▶ Given exercise:
Set down all of the entries word for word, omitting the images they contain.

▶ Source records:
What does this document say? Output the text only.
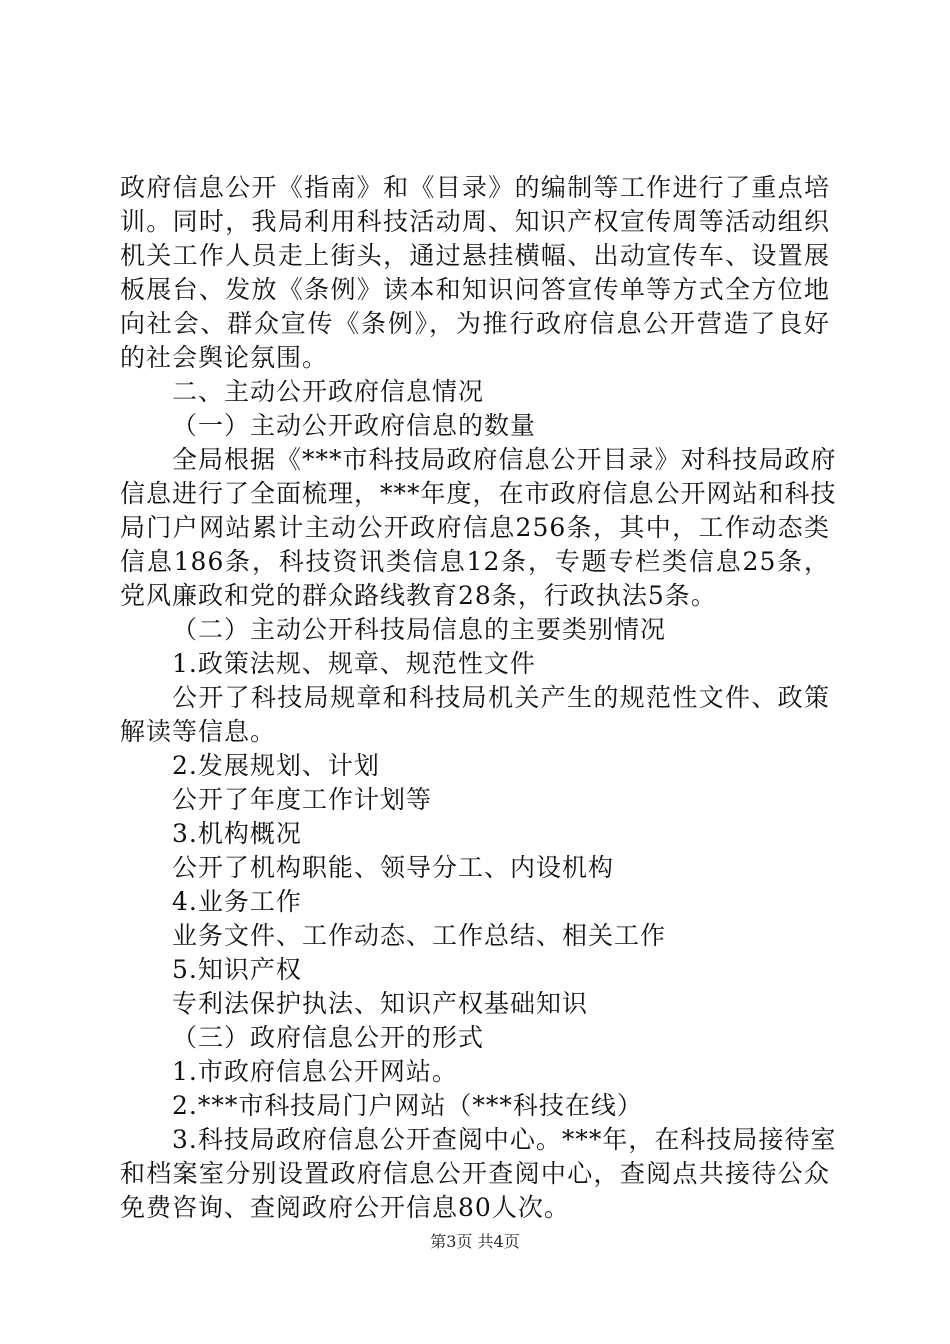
政府信息公开《指南》和《目录》的编制等工作进行了重点培
训。同时，我局利用科技活动周、知识产权宣传周等活动组织
机关工作人员走上街头，通过悬挂横幅、出动宣传车、设置展
板展台、发放《条例》读本和知识问答宣传单等方式全方位地
向社会、群众宣传《条例》，为推行政府信息公开营造了良好
的社会舆论氛围。
二、主动公开政府信息情况
（一）主动公开政府信息的数量
全局根据《***市科技局政府信息公开目录》对科技局政府
信息进行了全面梳理，***年度，在市政府信息公开网站和科技
局门户网站累计主动公开政府信息256条，其中，工作动态类
信息186条，科技资讯类信息12条，专题专栏类信息25条，
党风廉政和党的群众路线教育28条，行政执法5条。
（二）主动公开科技局信息的主要类别情况
1.政策法规、规章、规范性文件
公开了科技局规章和科技局机关产生的规范性文件、政策
解读等信息。
2.发展规划、计划
公开了年度工作计划等
3.机构概况
公开了机构职能、领导分工、内设机构
4.业务工作
业务文件、工作动态、工作总结、相关工作
5.知识产权
专利法保护执法、知识产权基础知识
（三）政府信息公开的形式
1.市政府信息公开网站。
2.***市科技局门户网站（***科技在线）
3.科技局政府信息公开查阅中心。***年，在科技局接待室
和档案室分别设置政府信息公开查阅中心，查阅点共接待公众
免费咨询、查阅政府公开信息80人次。
第3页 共4页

▶ Exercise output:
What does this document say? Output the text only.
政府信息公开《指南》和《目录》的编制等工作进行了重点培
训。同时，我局利用科技活动周、知识产权宣传周等活动组织
机关工作人员走上街头，通过悬挂横幅、出动宣传车、设置展
板展台、发放《条例》读本和知识问答宣传单等方式全方位地
向社会、群众宣传《条例》，为推行政府信息公开营造了良好
的社会舆论氛围。
二、主动公开政府信息情况
（一）主动公开政府信息的数量
全局根据《***市科技局政府信息公开目录》对科技局政府
信息进行了全面梳理，***年度，在市政府信息公开网站和科技
局门户网站累计主动公开政府信息256条，其中，工作动态类
信息186条，科技资讯类信息12条，专题专栏类信息25条，
党风廉政和党的群众路线教育28条，行政执法5条。
（二）主动公开科技局信息的主要类别情况
1.政策法规、规章、规范性文件
公开了科技局规章和科技局机关产生的规范性文件、政策
解读等信息。
2.发展规划、计划
公开了年度工作计划等
3.机构概况
公开了机构职能、领导分工、内设机构
4.业务工作
业务文件、工作动态、工作总结、相关工作
5.知识产权
专利法保护执法、知识产权基础知识
（三）政府信息公开的形式
1.市政府信息公开网站。
2.***市科技局门户网站（***科技在线）
3.科技局政府信息公开查阅中心。***年，在科技局接待室
和档案室分别设置政府信息公开查阅中心，查阅点共接待公众
免费咨询、查阅政府公开信息80人次。
第3页 共4页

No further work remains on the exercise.